# Exercise directions
Look for the string "الاعتبار" in the lines and copy each line that has it.

# Provided information
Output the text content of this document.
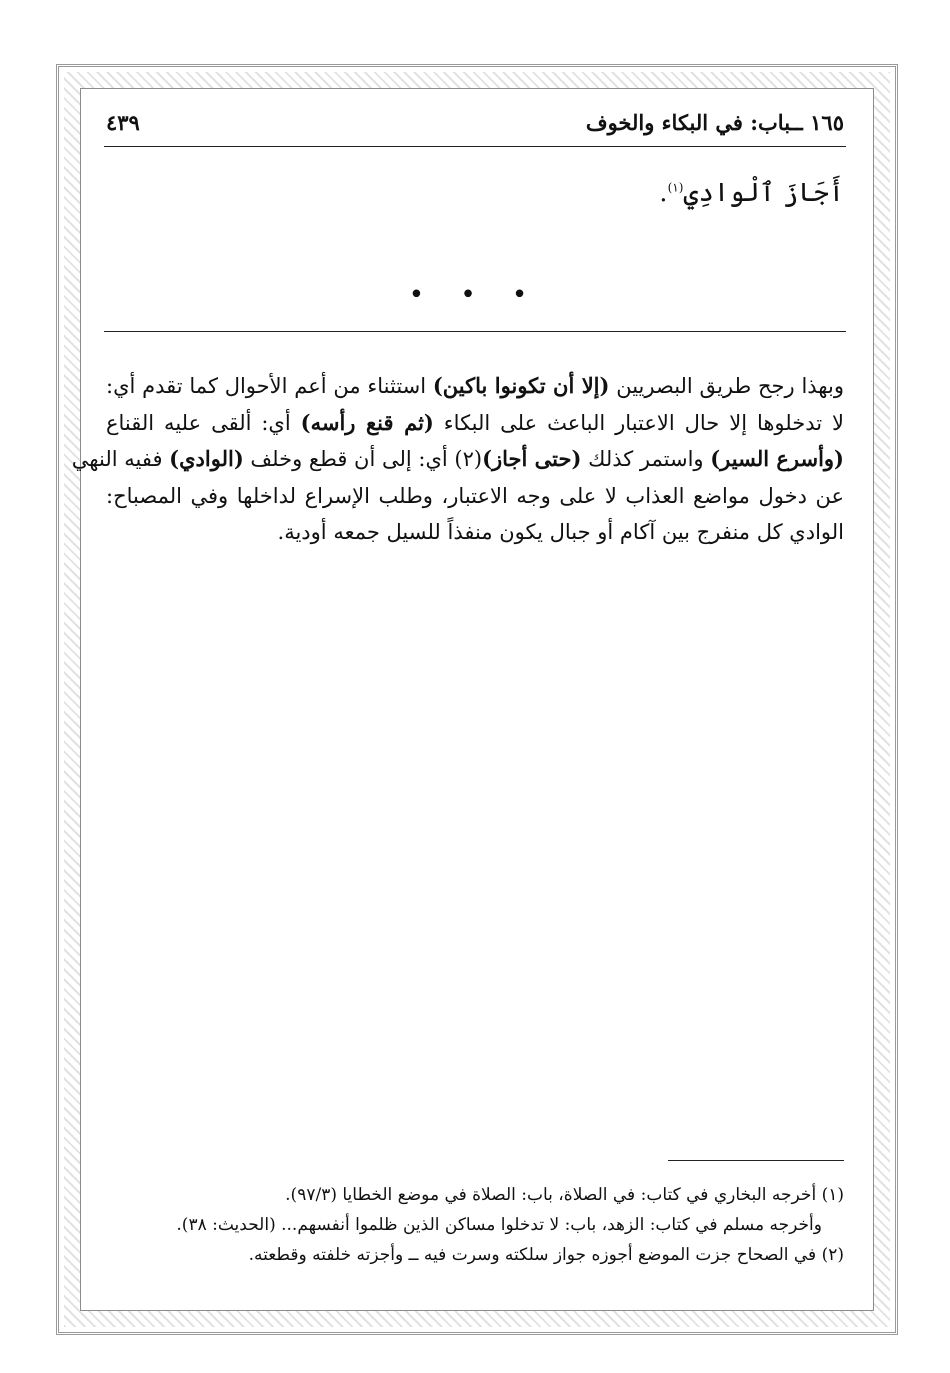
١٦٥ ــباب: في البكاء والخوف
٤٣٩
أَجَازَ ٱلْوادِيِ$^{(١)}$.
• • •
وبهذا رجح طريق البصريين (إلا أن تكونوا باكين) استثناء من أعم الأحوال كما تقدم أي:
لا تدخلوها إلا حال الاعتبار الباعث على البكاء (ثم قنع رأسه) أي: ألقى عليه القناع
(وأسرع السير) واستمر كذلك (حتى أجاز)(٢) أي: إلى أن قطع وخلف (الوادي) ففيه النهي
عن دخول مواضع العذاب لا على وجه الاعتبار، وطلب الإسراع لداخلها وفي المصباح:
الوادي كل منفرج بين آكام أو جبال يكون منفذاً للسيل جمعه أودية.
(١) أخرجه البخاري في كتاب: في الصلاة، باب: الصلاة في موضع الخطايا (٩٧/٣).
وأخرجه مسلم في كتاب: الزهد، باب: لا تدخلوا مساكن الذين ظلموا أنفسهم... (الحديث: ٣٨).
(٢) في الصحاح جزت الموضع أجوزه جواز سلكته وسرت فيه ــ وأجزته خلفته وقطعته.
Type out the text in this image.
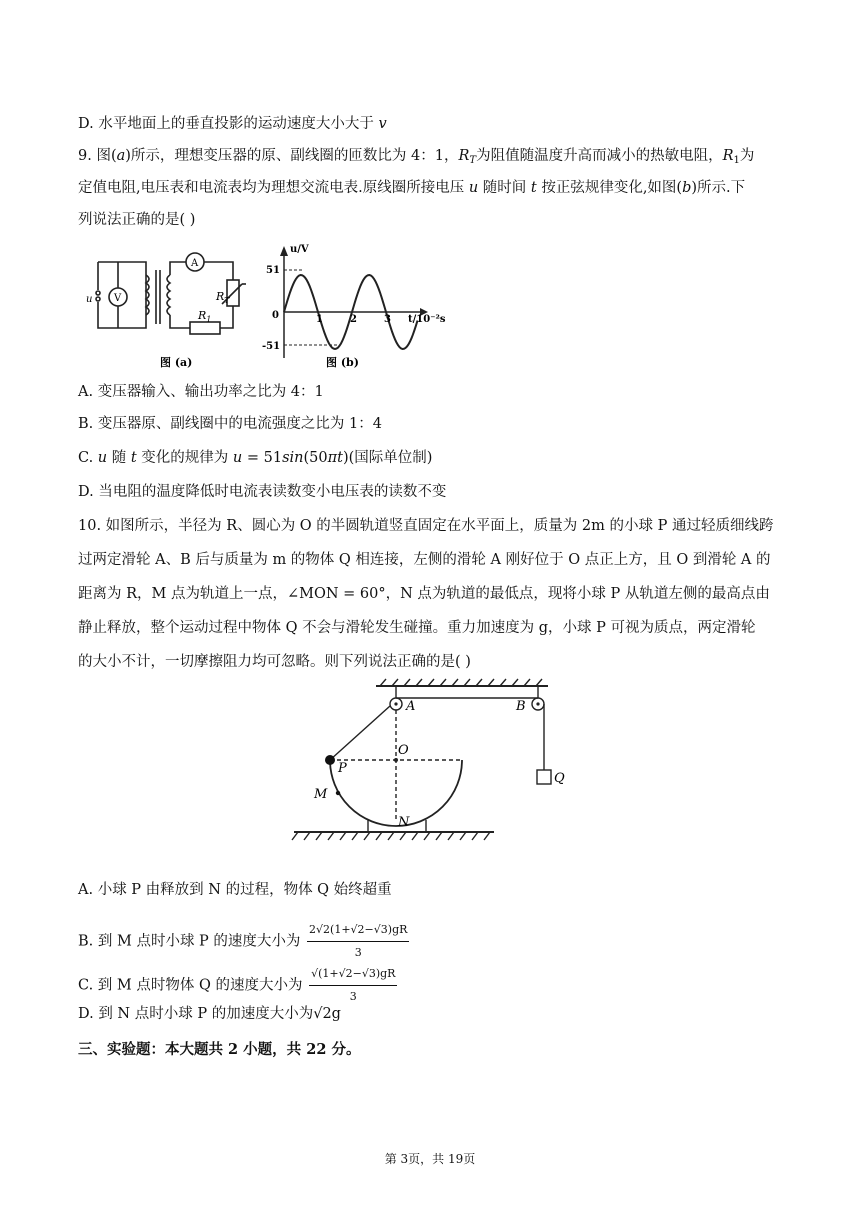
D. 水平地面上的垂直投影的运动速度大小大于 v
9. 图(a)所示，理想变压器的原、副线圈的匝数比为 4：1，$R_T$为阻值随温度升高而减小的热敏电阻，$R_1$为
定值电阻,电压表和电流表均为理想交流电表.原线圈所接电压 u 随时间 t 按正弦规律变化,如图(b)所示.下
列说法正确的是( )
u V
A
$R_T$
$R_1$
图 (a)
u/V
51
-51
0	1	2	3 t/10⁻²s
图 (b)
A. 变压器输入、输出功率之比为 4：1
B. 变压器原、副线圈中的电流强度之比为 1：4
C. u 随 t 变化的规律为 u = 51sin(50πt)(国际单位制)
D. 当电阻的温度降低时电流表读数变小电压表的读数不变
10. 如图所示，半径为 R、圆心为 O 的半圆轨道竖直固定在水平面上，质量为 2m 的小球 P 通过轻质细线跨
过两定滑轮 A、B 后与质量为 m 的物体 Q 相连接，左侧的滑轮 A 刚好位于 O 点正上方，且 O 到滑轮 A 的
距离为 R，M 点为轨道上一点，∠MON = 60°，N 点为轨道的最低点，现将小球 P 从轨道左侧的最高点由
静止释放，整个运动过程中物体 Q 不会与滑轮发生碰撞。重力加速度为 g，小球 P 可视为质点，两定滑轮
的大小不计，一切摩擦阻力均可忽略。则下列说法正确的是( )
A	B
O
P
M
N
Q
A. 小球 P 由释放到 N 的过程，物体 Q 始终超重
B. 到 M 点时小球 P 的速度大小为 $\frac{2√2(1+√2-√3)gR}{3}$
C. 到 M 点时物体 Q 的速度大小为 $\frac{√(1+√2-√3)gR}{3}$
D. 到 N 点时小球 P 的加速度大小为√2g
三、实验题：本大题共 2 小题，共 22 分。
第 3页，共 19页
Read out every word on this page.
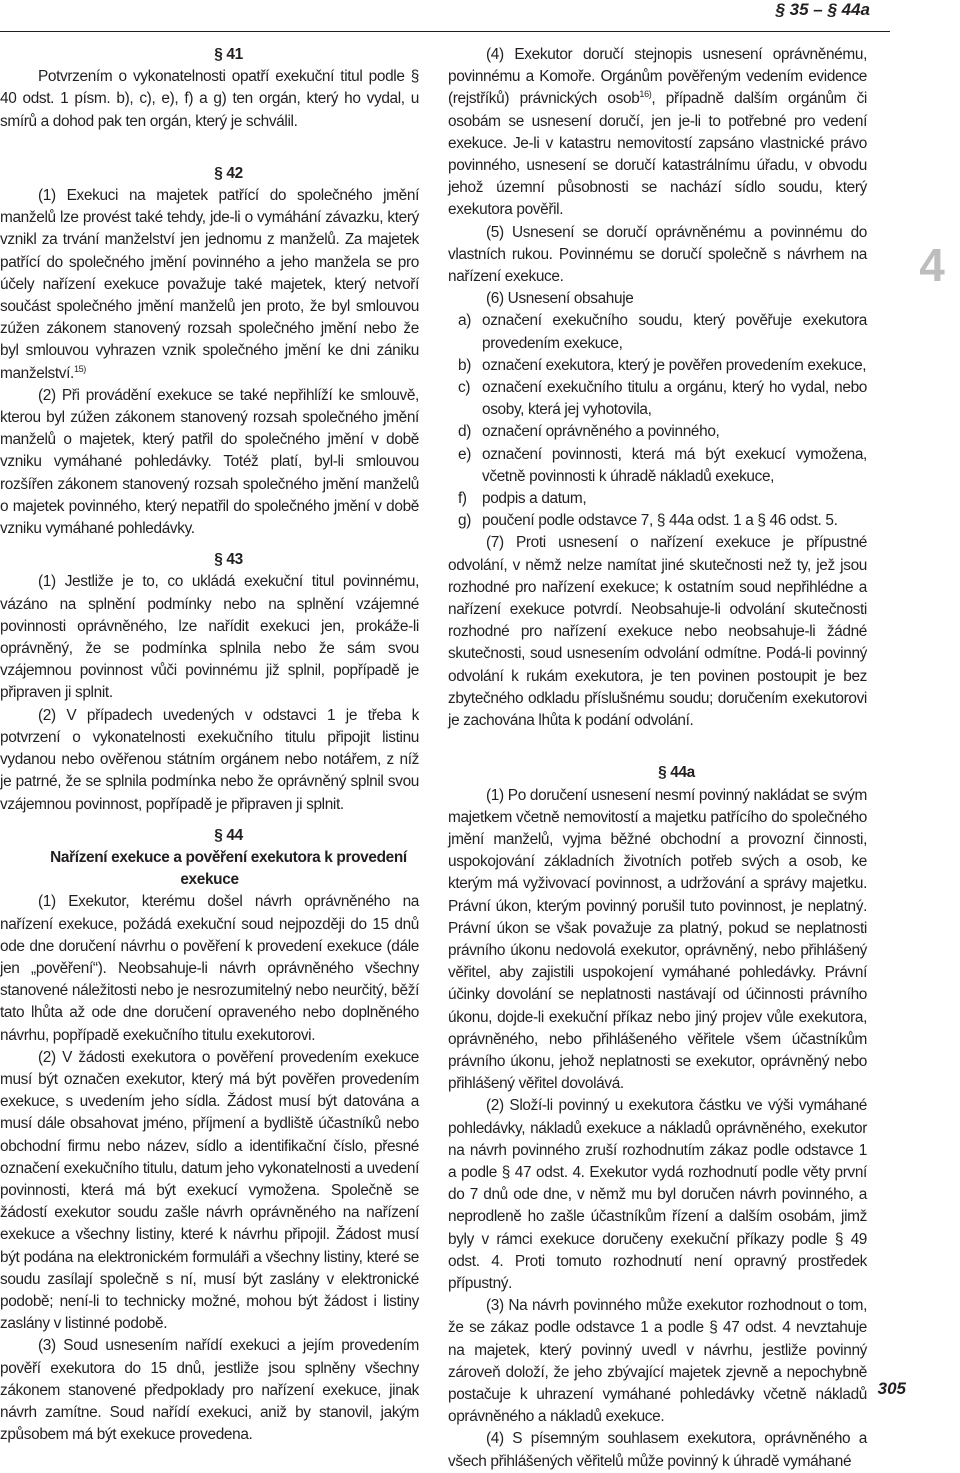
§ 35 – § 44a
4

§ 41

Potvrzením o vykonatelnosti opatří exekuční titul podle § 40 odst. 1 písm. b), c), e), f) a g) ten orgán, který ho vydal, u smírů a dohod pak ten orgán, který je schválil.

§ 42

(1) Exekuci na majetek patřící do společného jmění manželů lze provést také tehdy, jde-li o vymáhání závazku, který vznikl za trvání manželství jen jednomu z manželů. Za majetek patřící do společného jmění povinného a jeho manžela se pro účely nařízení exekuce považuje také majetek, který netvoří součást společného jmění manželů jen proto, že byl smlouvou zúžen zákonem stanovený rozsah společného jmění nebo že byl smlouvou vyhrazen vznik společného jmění ke dni zániku manželství.$^{15)}$

(2) Při provádění exekuce se také nepřihlíží ke smlouvě, kterou byl zúžen zákonem stanovený rozsah společného jmění manželů o majetek, který patřil do společného jmění v době vzniku vymáhané pohledávky. Totéž platí, byl-li smlouvou rozšířen zákonem stanovený rozsah společného jmění manželů o majetek povinného, který nepatřil do společného jmění v době vzniku vymáhané pohledávky.

§ 43

(1) Jestliže je to, co ukládá exekuční titul povinnému, vázáno na splnění podmínky nebo na splnění vzájemné povinnosti oprávněného, lze nařídit exekuci jen, prokáže-li oprávněný, že se podmínka splnila nebo že sám svou vzájemnou povinnost vůči povinnému již splnil, popřípadě je připraven ji splnit.

(2) V případech uvedených v odstavci 1 je třeba k potvrzení o vykonatelnosti exekučního titulu připojit listinu vydanou nebo ověřenou státním orgánem nebo notářem, z níž je patrné, že se splnila podmínka nebo že oprávněný splnil svou vzájemnou povinnost, popřípadě je připraven ji splnit.

§ 44

Nařízení exekuce a pověření exekutora k provedení exekuce

(1) Exekutor, kterému došel návrh oprávněného na nařízení exekuce, požádá exekuční soud nejpozději do 15 dnů ode dne doručení návrhu o pověření k provedení exekuce (dále jen „pověření“). Neobsahuje-li návrh oprávněného všechny stanovené náležitosti nebo je nesrozumitelný nebo neurčitý, běží tato lhůta až ode dne doručení opraveného nebo doplněného návrhu, popřípadě exekučního titulu exekutorovi.

(2) V žádosti exekutora o pověření provedením exekuce musí být označen exekutor, který má být pověřen provedením exekuce, s uvedením jeho sídla. Žádost musí být datována a musí dále obsahovat jméno, příjmení a bydliště účastníků nebo obchodní firmu nebo název, sídlo a identifikační číslo, přesné označení exekučního titulu, datum jeho vykonatelnosti a uvedení povinnosti, která má být exekucí vymožena. Společně se žádostí exekutor soudu zašle návrh oprávněného na nařízení exekuce a všechny listiny, které k návrhu připojil. Žádost musí být podána na elektronickém formuláři a všechny listiny, které se soudu zasílají společně s ní, musí být zaslány v elektronické podobě; není-li to technicky možné, mohou být žádost i listiny zaslány v listinné podobě.

(3) Soud usnesením nařídí exekuci a jejím provedením pověří exekutora do 15 dnů, jestliže jsou splněny všechny zákonem stanovené předpoklady pro nařízení exekuce, jinak návrh zamítne. Soud nařídí exekuci, aniž by stanovil, jakým způsobem má být exekuce provedena.

(4) Exekutor doručí stejnopis usnesení oprávněnému, povinnému a Komoře. Orgánům pověřeným vedením evidence (rejstříků) právnických osob$^{16)}$, případně dalším orgánům či osobám se usnesení doručí, jen je-li to potřebné pro vedení exekuce. Je-li v katastru nemovitostí zapsáno vlastnické právo povinného, usnesení se doručí katastrálnímu úřadu, v obvodu jehož územní působnosti se nachází sídlo soudu, který exekutora pověřil.

(5) Usnesení se doručí oprávněnému a povinnému do vlastních rukou. Povinnému se doručí společně s návrhem na nařízení exekuce.

(6) Usnesení obsahuje

a) označení exekučního soudu, který pověřuje exekutora provedením exekuce,
b) označení exekutora, který je pověřen provedením exekuce,
c) označení exekučního titulu a orgánu, který ho vydal, nebo osoby, která jej vyhotovila,
d) označení oprávněného a povinného,
e) označení povinnosti, která má být exekucí vymožena, včetně povinnosti k úhradě nákladů exekuce,
f) podpis a datum,
g) poučení podle odstavce 7, § 44a odst. 1 a § 46 odst. 5.

(7) Proti usnesení o nařízení exekuce je přípustné odvolání, v němž nelze namítat jiné skutečnosti než ty, jež jsou rozhodné pro nařízení exekuce; k ostatním soud nepřihlédne a nařízení exekuce potvrdí. Neobsahuje-li odvolání skutečnosti rozhodné pro nařízení exekuce nebo neobsahuje-li žádné skutečnosti, soud usnesením odvolání odmítne. Podá-li povinný odvolání k rukám exekutora, je ten povinen postoupit je bez zbytečného odkladu příslušnému soudu; doručením exekutorovi je zachována lhůta k podání odvolání.

§ 44a

(1) Po doručení usnesení nesmí povinný nakládat se svým majetkem včetně nemovitostí a majetku patřícího do společného jmění manželů, vyjma běžné obchodní a provozní činnosti, uspokojování základních životních potřeb svých a osob, ke kterým má vyživovací povinnost, a udržování a správy majetku. Právní úkon, kterým povinný porušil tuto povinnost, je neplatný. Právní úkon se však považuje za platný, pokud se neplatnosti právního úkonu nedovolá exekutor, oprávněný, nebo přihlášený věřitel, aby zajistili uspokojení vymáhané pohledávky. Právní účinky dovolání se neplatnosti nastávají od účinnosti právního úkonu, dojde-li exekuční příkaz nebo jiný projev vůle exekutora, oprávněného, nebo přihlášeného věřitele všem účastníkům právního úkonu, jehož neplatnosti se exekutor, oprávněný nebo přihlášený věřitel dovolává.

(2) Složí-li povinný u exekutora částku ve výši vymáhané pohledávky, nákladů exekuce a nákladů oprávněného, exekutor na návrh povinného zruší rozhodnutím zákaz podle odstavce 1 a podle § 47 odst. 4. Exekutor vydá rozhodnutí podle věty první do 7 dnů ode dne, v němž mu byl doručen návrh povinného, a neprodleně ho zašle účastníkům řízení a dalším osobám, jimž byly v rámci exekuce doručeny exekuční příkazy podle § 49 odst. 4. Proti tomuto rozhodnutí není opravný prostředek přípustný.

(3) Na návrh povinného může exekutor rozhodnout o tom, že se zákaz podle odstavce 1 a podle § 47 odst. 4 nevztahuje na majetek, který povinný uvedl v návrhu, jestliže povinný zároveň doloží, že jeho zbývající majetek zjevně a nepochybně postačuje k uhrazení vymáhané pohledávky včetně nákladů oprávněného a nákladů exekuce.

(4) S písemným souhlasem exekutora, oprávněného a všech přihlášených věřitelů může povinný k úhradě vymáhané

305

# Final result
لا تدخلوها إلا حال الاعتبار الباعث على البكاء (ثم قنع رأسه) أي: ألقى عليه القناع
عن دخول مواضع العذاب لا على وجه الاعتبار، وطلب الإسراع لداخلها وفي المصباح:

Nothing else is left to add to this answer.